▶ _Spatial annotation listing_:
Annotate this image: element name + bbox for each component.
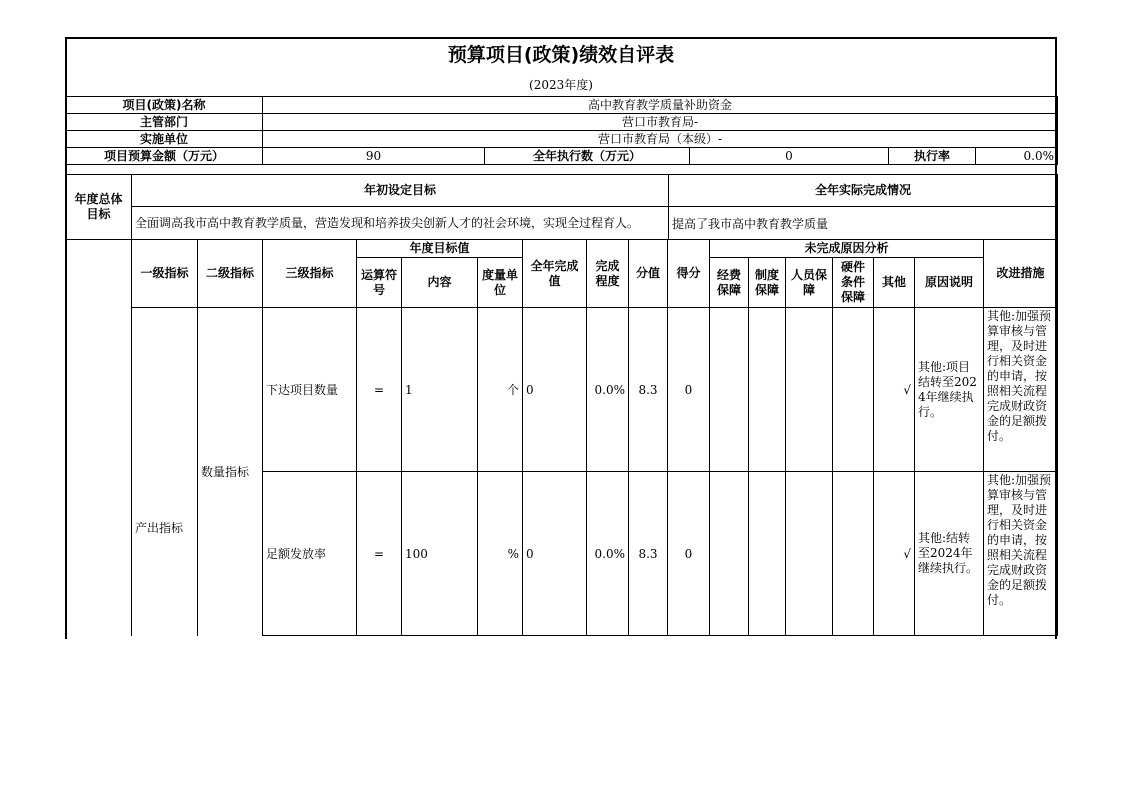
row1-personnel <box>786 308 833 472</box>
header-level2: 二级指标 <box>198 240 263 308</box>
row1-score: 0 <box>668 308 710 472</box>
row2-other-check: √ <box>874 472 915 636</box>
header-unit: 度量单位 <box>478 258 523 308</box>
budget-row <box>66 148 1058 165</box>
page-title: 预算项目(政策)绩效自评表 <box>447 44 675 66</box>
page-subtitle: (2023年度) <box>529 78 593 92</box>
project-name-value: 高中教育教学质量补助资金 <box>263 97 1058 114</box>
budget-label: 项目预算金额（万元） <box>66 148 263 165</box>
level2-quantity-cell: 数量指标 <box>198 308 263 636</box>
row1-funding <box>710 308 749 472</box>
initial-goal-label: 年初设定目标 <box>132 175 669 207</box>
project-name-row <box>66 97 1058 114</box>
goal-header-row <box>66 175 1058 207</box>
row2-completed: 0 <box>523 472 587 636</box>
header-degree: 完成程度 <box>587 240 629 308</box>
row2-degree: 0.0% <box>587 472 629 636</box>
row1-score-value: 8.3 <box>629 308 668 472</box>
level1-output-cell: 产出指标 <box>132 308 198 636</box>
row1-degree: 0.0% <box>587 308 629 472</box>
header-improve: 改进措施 <box>984 240 1058 308</box>
row2-system <box>749 472 786 636</box>
header-level1: 一级指标 <box>132 240 198 308</box>
annual-goal-table <box>65 174 1058 240</box>
row2-improve: 其他:加强预算审核与管理，及时进行相关资金的申请，按照相关流程完成财政资金的足额拨付。 <box>984 472 1058 636</box>
indicator-table <box>65 239 1058 636</box>
header-row-1 <box>66 240 1058 258</box>
header-system: 制度保障 <box>749 258 786 308</box>
header-completed: 全年完成值 <box>523 240 587 308</box>
actual-goal-text: 提高了我市高中教育教学质量 <box>669 207 1058 240</box>
goal-row-label: 年度总体目标 <box>66 175 132 240</box>
impl-value: 营口市教育局（本级）- <box>263 131 1058 148</box>
dept-row <box>66 114 1058 131</box>
project-info-table <box>65 96 1058 165</box>
row2-reason: 其他:结转至2024年继续执行。 <box>915 472 984 636</box>
header-score: 得分 <box>668 240 710 308</box>
header-reason-group: 未完成原因分析 <box>710 240 984 258</box>
row2-content: 100 <box>402 472 478 636</box>
rate-label: 执行率 <box>889 148 976 165</box>
row1-other-check: √ <box>874 308 915 472</box>
goal-text-row <box>66 207 1058 240</box>
header-level3: 三级指标 <box>263 240 357 308</box>
row1-unit: 个 <box>478 308 523 472</box>
header-hardware: 硬件条件保障 <box>833 258 874 308</box>
row1-hardware <box>833 308 874 472</box>
header-other: 其他 <box>874 258 915 308</box>
row2-score-value: 8.3 <box>629 472 668 636</box>
table-row <box>66 308 1058 472</box>
project-name-label: 项目(政策)名称 <box>66 97 263 114</box>
row2-funding <box>710 472 749 636</box>
header-target-group: 年度目标值 <box>357 240 523 258</box>
row1-content: 1 <box>402 308 478 472</box>
row1-completed: 0 <box>523 308 587 472</box>
row2-score: 0 <box>668 472 710 636</box>
row2-unit: % <box>478 472 523 636</box>
header-content: 内容 <box>402 258 478 308</box>
dept-value: 营口市教育局- <box>263 114 1058 131</box>
row2-personnel <box>786 472 833 636</box>
initial-goal-text: 全面调高我市高中教育教学质量，营造发现和培养拔尖创新人才的社会环境，实现全过程育人。 <box>132 207 669 240</box>
header-personnel: 人员保障 <box>786 258 833 308</box>
row1-reason: 其他:项目结转至2024年继续执行。 <box>915 308 984 472</box>
row2-operator: = <box>357 472 402 636</box>
header-operator: 运算符号 <box>357 258 402 308</box>
dept-label: 主管部门 <box>66 114 263 131</box>
row1-operator: = <box>357 308 402 472</box>
actual-goal-label: 全年实际完成情况 <box>669 175 1058 207</box>
header-reason: 原因说明 <box>915 258 984 308</box>
rate-value: 0.0% <box>976 148 1058 165</box>
row1-system <box>749 308 786 472</box>
budget-value: 90 <box>263 148 485 165</box>
header-score-value: 分值 <box>629 240 668 308</box>
row1-improve: 其他:加强预算审核与管理，及时进行相关资金的申请，按照相关流程完成财政资金的足额拨付。 <box>984 308 1058 472</box>
row2-hardware <box>833 472 874 636</box>
row2-indicator: 足额发放率 <box>263 472 357 636</box>
left-blank-cell <box>66 240 132 636</box>
executed-label: 全年执行数（万元） <box>485 148 690 165</box>
row1-indicator: 下达项目数量 <box>263 308 357 472</box>
header-funding: 经费保障 <box>710 258 749 308</box>
impl-row <box>66 131 1058 148</box>
impl-label: 实施单位 <box>66 131 263 148</box>
executed-value: 0 <box>690 148 889 165</box>
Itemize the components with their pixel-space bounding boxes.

▶ _AIM_: Copy the listing above line for line, leaving out the pictures.

▶ _TASK RESULT_:
Annotate this image: element name + bbox for each component.
row1-personnel <box>786 308 833 472</box>
header-level2: 二级指标 <box>198 240 263 308</box>
row1-score: 0 <box>668 308 710 472</box>
row2-other-check: √ <box>874 472 915 636</box>
header-unit: 度量单位 <box>478 258 523 308</box>
budget-row <box>66 148 1058 165</box>
page-title: 预算项目(政策)绩效自评表 <box>447 44 675 66</box>
page-subtitle: (2023年度) <box>529 78 593 92</box>
project-name-value: 高中教育教学质量补助资金 <box>263 97 1058 114</box>
budget-label: 项目预算金额（万元） <box>66 148 263 165</box>
level2-quantity-cell: 数量指标 <box>198 308 263 636</box>
row1-funding <box>710 308 749 472</box>
initial-goal-label: 年初设定目标 <box>132 175 669 207</box>
project-name-row <box>66 97 1058 114</box>
goal-header-row <box>66 175 1058 207</box>
row2-completed: 0 <box>523 472 587 636</box>
header-degree: 完成程度 <box>587 240 629 308</box>
row2-degree: 0.0% <box>587 472 629 636</box>
row1-score-value: 8.3 <box>629 308 668 472</box>
level1-output-cell: 产出指标 <box>132 308 198 636</box>
row1-degree: 0.0% <box>587 308 629 472</box>
header-improve: 改进措施 <box>984 240 1058 308</box>
row2-system <box>749 472 786 636</box>
header-level1: 一级指标 <box>132 240 198 308</box>
annual-goal-table <box>65 174 1058 240</box>
row2-improve: 其他:加强预算审核与管理，及时进行相关资金的申请，按照相关流程完成财政资金的足额拨付。 <box>984 472 1058 636</box>
indicator-table <box>65 239 1058 636</box>
header-row-1 <box>66 240 1058 258</box>
header-system: 制度保障 <box>749 258 786 308</box>
header-completed: 全年完成值 <box>523 240 587 308</box>
actual-goal-text: 提高了我市高中教育教学质量 <box>669 207 1058 240</box>
goal-row-label: 年度总体目标 <box>66 175 132 240</box>
impl-value: 营口市教育局（本级）- <box>263 131 1058 148</box>
dept-row <box>66 114 1058 131</box>
project-info-table <box>65 96 1058 165</box>
row2-reason: 其他:结转至2024年继续执行。 <box>915 472 984 636</box>
header-score: 得分 <box>668 240 710 308</box>
header-reason-group: 未完成原因分析 <box>710 240 984 258</box>
row2-content: 100 <box>402 472 478 636</box>
rate-label: 执行率 <box>889 148 976 165</box>
row1-other-check: √ <box>874 308 915 472</box>
goal-text-row <box>66 207 1058 240</box>
header-level3: 三级指标 <box>263 240 357 308</box>
row1-unit: 个 <box>478 308 523 472</box>
header-hardware: 硬件条件保障 <box>833 258 874 308</box>
row1-hardware <box>833 308 874 472</box>
header-other: 其他 <box>874 258 915 308</box>
row2-score-value: 8.3 <box>629 472 668 636</box>
table-row <box>66 308 1058 472</box>
project-name-label: 项目(政策)名称 <box>66 97 263 114</box>
row2-funding <box>710 472 749 636</box>
header-target-group: 年度目标值 <box>357 240 523 258</box>
row1-content: 1 <box>402 308 478 472</box>
row1-completed: 0 <box>523 308 587 472</box>
row2-score: 0 <box>668 472 710 636</box>
row2-unit: % <box>478 472 523 636</box>
header-content: 内容 <box>402 258 478 308</box>
dept-value: 营口市教育局- <box>263 114 1058 131</box>
row2-personnel <box>786 472 833 636</box>
initial-goal-text: 全面调高我市高中教育教学质量，营造发现和培养拔尖创新人才的社会环境，实现全过程育人。 <box>132 207 669 240</box>
header-personnel: 人员保障 <box>786 258 833 308</box>
row1-reason: 其他:项目结转至2024年继续执行。 <box>915 308 984 472</box>
row2-operator: = <box>357 472 402 636</box>
header-operator: 运算符号 <box>357 258 402 308</box>
dept-label: 主管部门 <box>66 114 263 131</box>
row1-operator: = <box>357 308 402 472</box>
actual-goal-label: 全年实际完成情况 <box>669 175 1058 207</box>
header-reason: 原因说明 <box>915 258 984 308</box>
rate-value: 0.0% <box>976 148 1058 165</box>
row1-system <box>749 308 786 472</box>
budget-value: 90 <box>263 148 485 165</box>
header-score-value: 分值 <box>629 240 668 308</box>
row1-improve: 其他:加强预算审核与管理，及时进行相关资金的申请，按照相关流程完成财政资金的足额拨付。 <box>984 308 1058 472</box>
row2-hardware <box>833 472 874 636</box>
row2-indicator: 足额发放率 <box>263 472 357 636</box>
left-blank-cell <box>66 240 132 636</box>
executed-label: 全年执行数（万元） <box>485 148 690 165</box>
row1-indicator: 下达项目数量 <box>263 308 357 472</box>
header-funding: 经费保障 <box>710 258 749 308</box>
impl-row <box>66 131 1058 148</box>
impl-label: 实施单位 <box>66 131 263 148</box>
executed-value: 0 <box>690 148 889 165</box>
Itemize the components with their pixel-space bounding boxes.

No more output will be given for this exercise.